TASK PROMPT —
Which lines contain the string "polynominal"? Please list every one of them.

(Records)
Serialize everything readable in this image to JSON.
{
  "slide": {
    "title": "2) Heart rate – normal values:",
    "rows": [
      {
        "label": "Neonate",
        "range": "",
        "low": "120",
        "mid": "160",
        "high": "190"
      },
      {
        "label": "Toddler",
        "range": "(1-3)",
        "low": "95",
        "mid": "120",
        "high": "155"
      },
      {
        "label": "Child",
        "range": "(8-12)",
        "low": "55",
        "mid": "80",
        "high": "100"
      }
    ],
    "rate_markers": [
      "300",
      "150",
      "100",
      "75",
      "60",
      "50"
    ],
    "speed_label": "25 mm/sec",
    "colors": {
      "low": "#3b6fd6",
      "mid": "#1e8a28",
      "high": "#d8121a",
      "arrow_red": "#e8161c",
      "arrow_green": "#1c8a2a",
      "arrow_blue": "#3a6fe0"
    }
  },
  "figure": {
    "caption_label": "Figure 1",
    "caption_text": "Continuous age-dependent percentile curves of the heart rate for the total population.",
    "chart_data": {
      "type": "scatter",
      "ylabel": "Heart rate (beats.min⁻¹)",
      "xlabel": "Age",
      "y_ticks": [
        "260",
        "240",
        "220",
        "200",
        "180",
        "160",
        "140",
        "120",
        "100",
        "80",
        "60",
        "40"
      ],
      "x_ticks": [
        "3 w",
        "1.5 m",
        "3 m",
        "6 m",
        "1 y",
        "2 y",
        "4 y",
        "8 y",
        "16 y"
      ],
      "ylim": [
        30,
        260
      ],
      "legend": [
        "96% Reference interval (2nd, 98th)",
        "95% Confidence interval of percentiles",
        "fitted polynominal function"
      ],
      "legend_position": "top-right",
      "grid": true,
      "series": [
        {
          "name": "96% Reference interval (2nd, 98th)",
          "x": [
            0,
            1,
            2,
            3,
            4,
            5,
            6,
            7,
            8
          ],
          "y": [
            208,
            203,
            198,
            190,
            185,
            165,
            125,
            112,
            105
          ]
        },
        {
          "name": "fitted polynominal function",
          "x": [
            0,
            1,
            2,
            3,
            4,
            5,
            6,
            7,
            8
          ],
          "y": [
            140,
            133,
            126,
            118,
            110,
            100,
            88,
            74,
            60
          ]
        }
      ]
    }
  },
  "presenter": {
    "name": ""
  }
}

SOLUTION TO THIS TASK —
        "fitted polynominal function"
          "name": "fitted polynominal function",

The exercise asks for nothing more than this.